* [Work to be completed]: Write out every line below that includes the word "marker".

* [Supplied material]:
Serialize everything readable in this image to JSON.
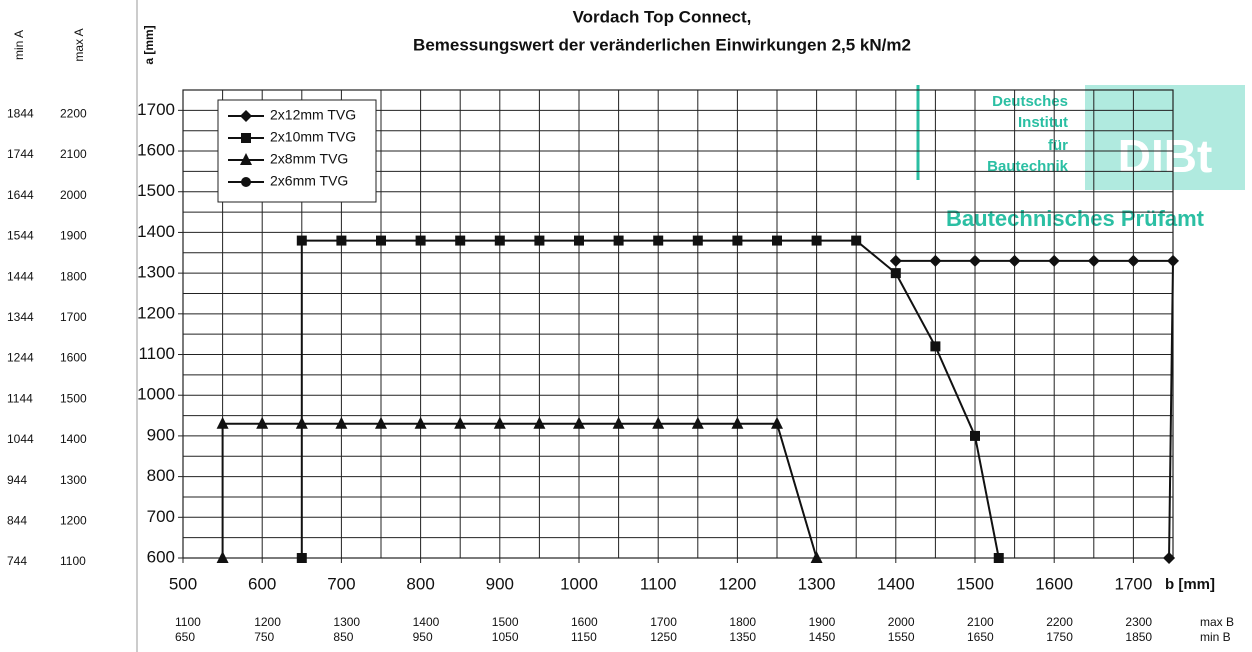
{
  "chart_data": {
    "type": "line",
    "title": "Vordach Top Connect,",
    "subtitle": "Bemessungswert der veränderlichen Einwirkungen 2,5 kN/m2",
    "xlabel": "b [mm]",
    "ylabel": "a [mm]",
    "xlim": [
      500,
      1750
    ],
    "ylim": [
      600,
      1750
    ],
    "xticks": [
      500,
      600,
      700,
      800,
      900,
      1000,
      1100,
      1200,
      1300,
      1400,
      1500,
      1600,
      1700
    ],
    "yticks": [
      600,
      700,
      800,
      900,
      1000,
      1100,
      1200,
      1300,
      1400,
      1500,
      1600,
      1700
    ],
    "xgrid": [
      550,
      600,
      650,
      700,
      750,
      800,
      850,
      900,
      950,
      1000,
      1050,
      1100,
      1150,
      1200,
      1250,
      1300,
      1350,
      1400,
      1450,
      1500,
      1550,
      1600,
      1650,
      1700
    ],
    "ygrid": [
      600,
      650,
      700,
      750,
      800,
      850,
      900,
      950,
      1000,
      1050,
      1100,
      1150,
      1200,
      1250,
      1300,
      1350,
      1400,
      1450,
      1500,
      1550,
      1600,
      1650,
      1700
    ],
    "legend": "upper left",
    "series": [
      {
        "name": "2x12mm TVG",
        "marker": "diamond",
        "color": "#111111",
        "x": [
          1400,
          1450,
          1500,
          1550,
          1600,
          1650,
          1700,
          1750,
          1745
        ],
        "values": [
          1330,
          1330,
          1330,
          1330,
          1330,
          1330,
          1330,
          1330,
          600
        ]
      },
      {
        "name": "2x10mm TVG",
        "marker": "square",
        "color": "#111111",
        "x": [
          650,
          650,
          700,
          750,
          800,
          850,
          900,
          950,
          1000,
          1050,
          1100,
          1150,
          1200,
          1250,
          1300,
          1350,
          1400,
          1450,
          1500,
          1530
        ],
        "values": [
          600,
          1380,
          1380,
          1380,
          1380,
          1380,
          1380,
          1380,
          1380,
          1380,
          1380,
          1380,
          1380,
          1380,
          1380,
          1380,
          1300,
          1120,
          900,
          600
        ]
      },
      {
        "name": "2x8mm TVG",
        "marker": "triangle",
        "color": "#111111",
        "x": [
          550,
          550,
          600,
          650,
          700,
          750,
          800,
          850,
          900,
          950,
          1000,
          1050,
          1100,
          1150,
          1200,
          1250,
          1300
        ],
        "values": [
          600,
          930,
          930,
          930,
          930,
          930,
          930,
          930,
          930,
          930,
          930,
          930,
          930,
          930,
          930,
          930,
          600
        ]
      },
      {
        "name": "2x6mm TVG",
        "marker": "circle",
        "color": "#111111",
        "x": [],
        "values": []
      }
    ],
    "left_columns": [
      {
        "name": "min A",
        "labels": [
          "1844",
          "1744",
          "1644",
          "1544",
          "1444",
          "1344",
          "1244",
          "1144",
          "1044",
          "944",
          "844",
          "744"
        ]
      },
      {
        "name": "max A",
        "labels": [
          "2200",
          "2100",
          "2000",
          "1900",
          "1800",
          "1700",
          "1600",
          "1500",
          "1400",
          "1300",
          "1200",
          "1100"
        ]
      }
    ],
    "bottom_rows": [
      {
        "name": "max B",
        "labels": [
          "1100",
          "1200",
          "1300",
          "1400",
          "1500",
          "1600",
          "1700",
          "1800",
          "1900",
          "2000",
          "2100",
          "2200",
          "2300"
        ]
      },
      {
        "name": "min B",
        "labels": [
          "650",
          "750",
          "850",
          "950",
          "1050",
          "1150",
          "1250",
          "1350",
          "1450",
          "1550",
          "1650",
          "1750",
          "1850"
        ]
      }
    ],
    "annotations": [
      "Deutsches",
      "Institut",
      "für",
      "Bautechnik",
      "DIBt",
      "Bautechnisches Prüfamt"
    ]
  }
}
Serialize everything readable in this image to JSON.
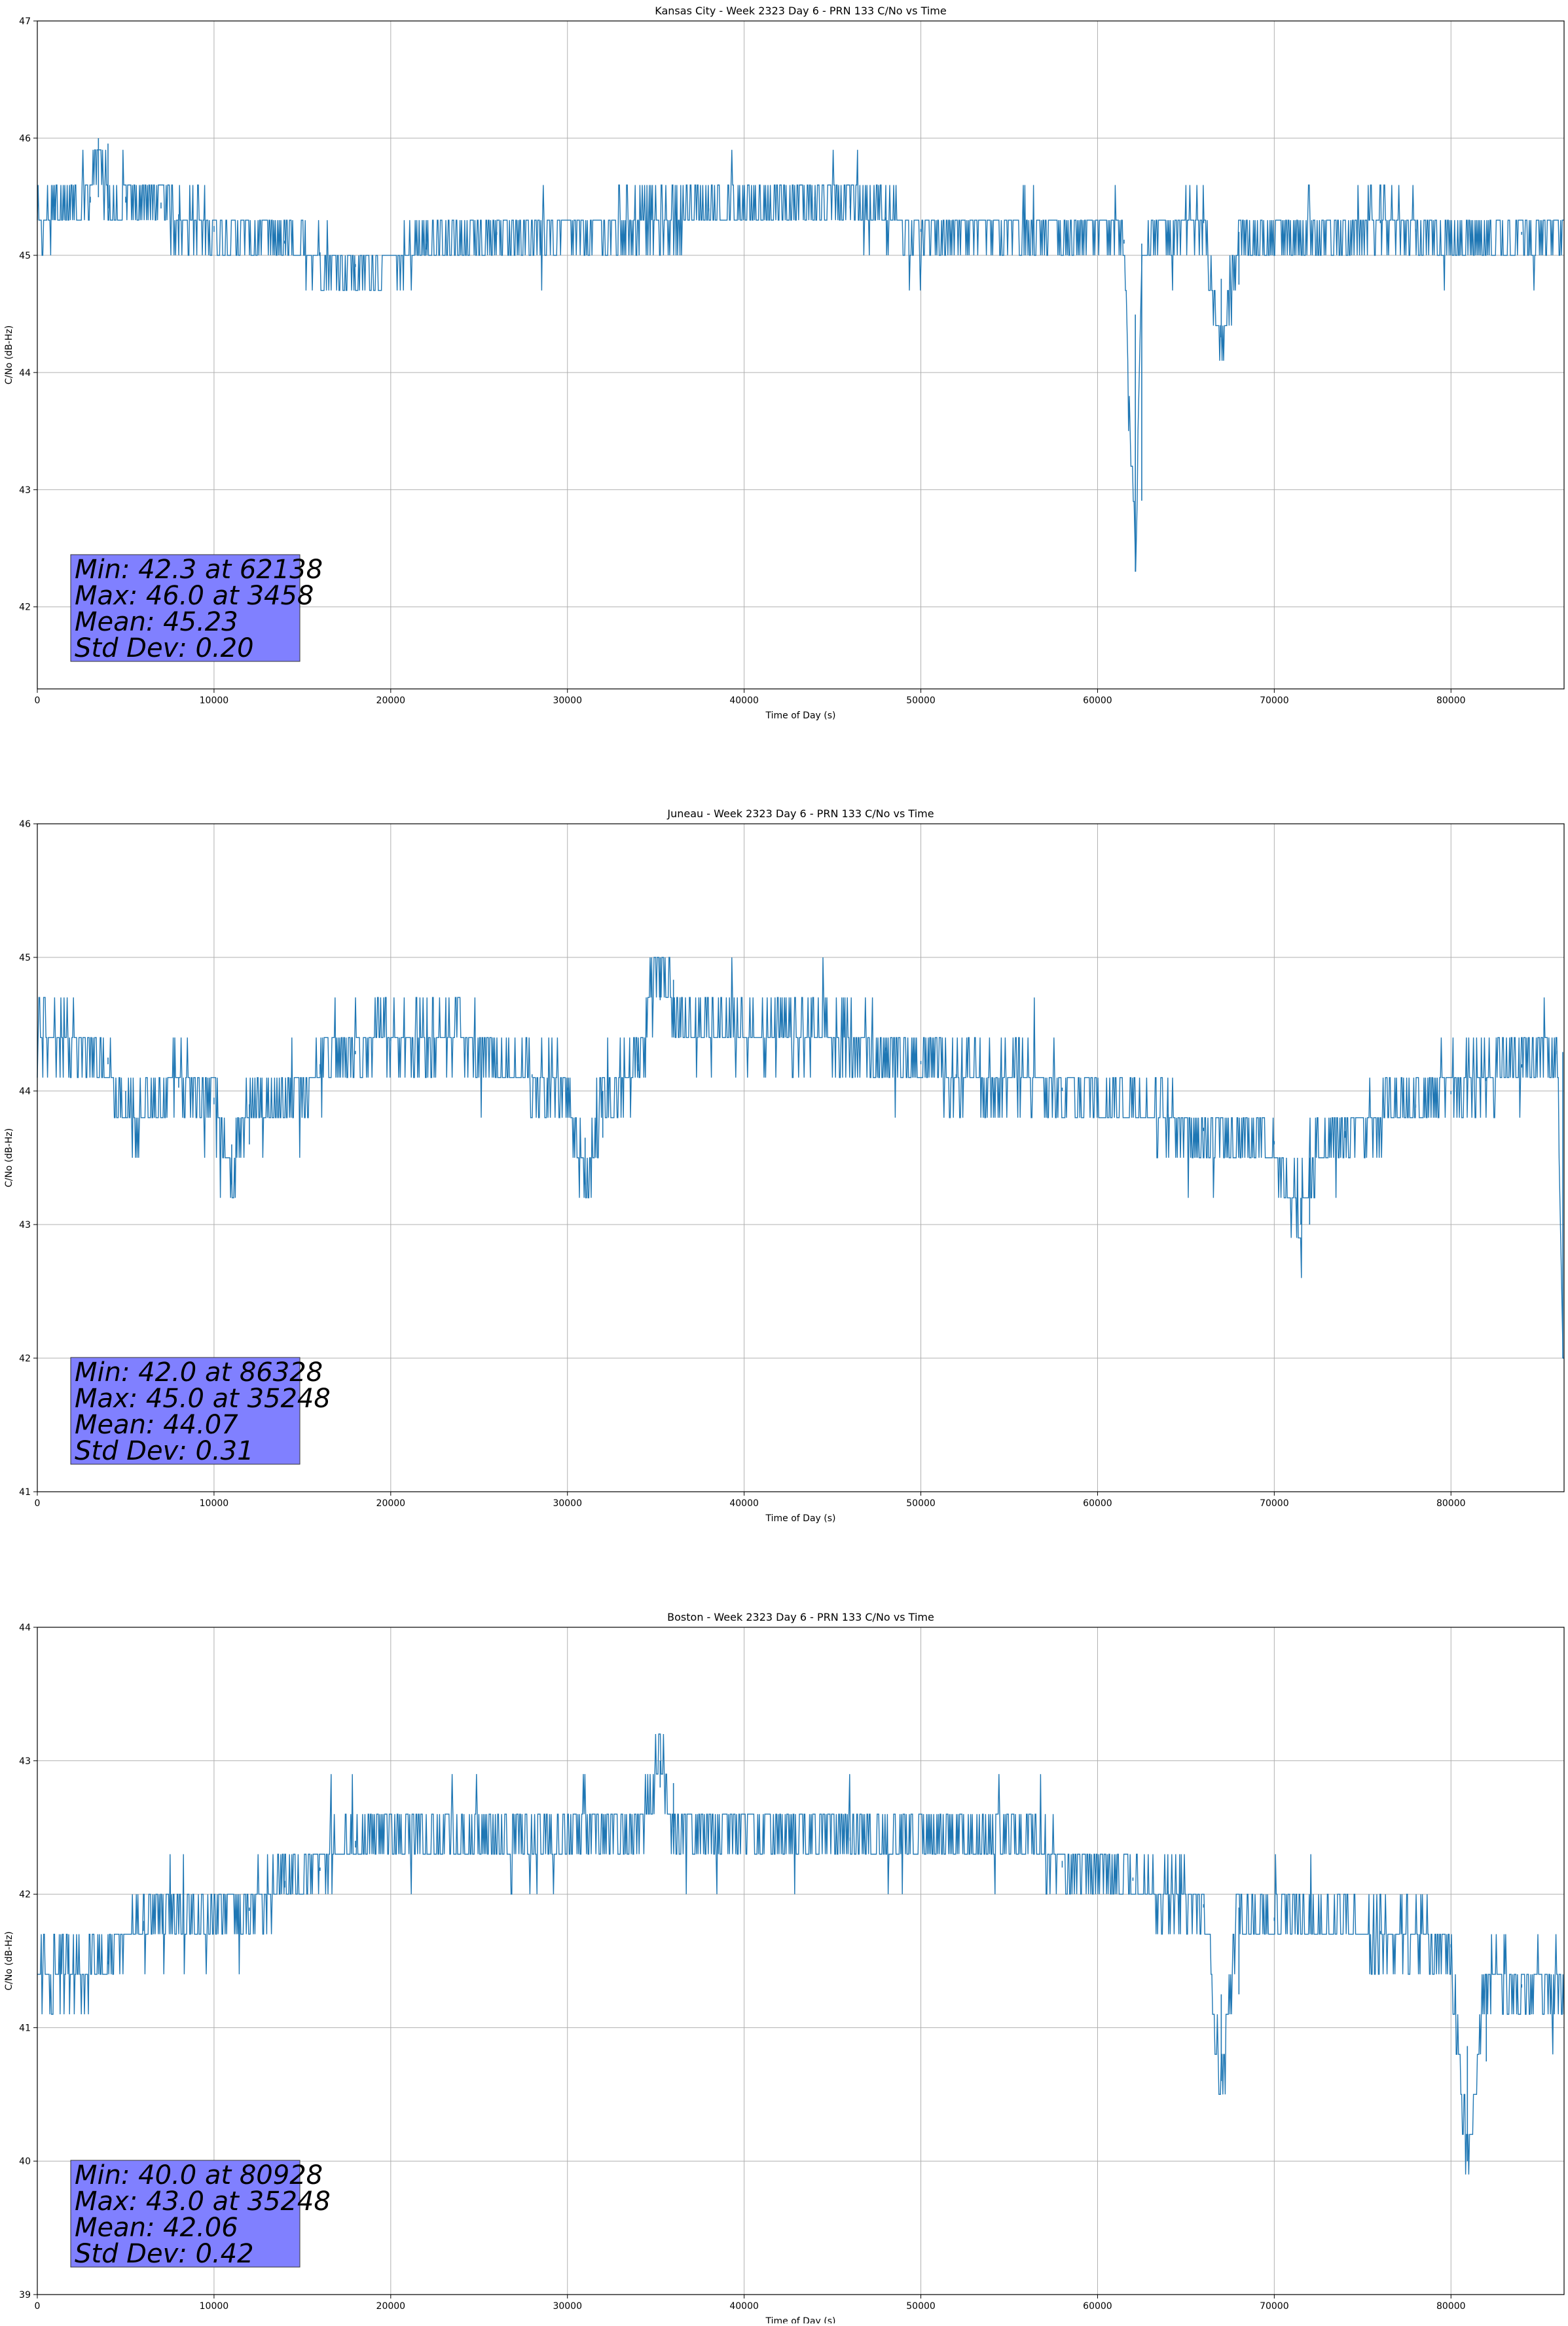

* [Completed task]:
        "marker": "diamond",
        "marker": "square",
        "marker": "triangle",
        "marker": "circle",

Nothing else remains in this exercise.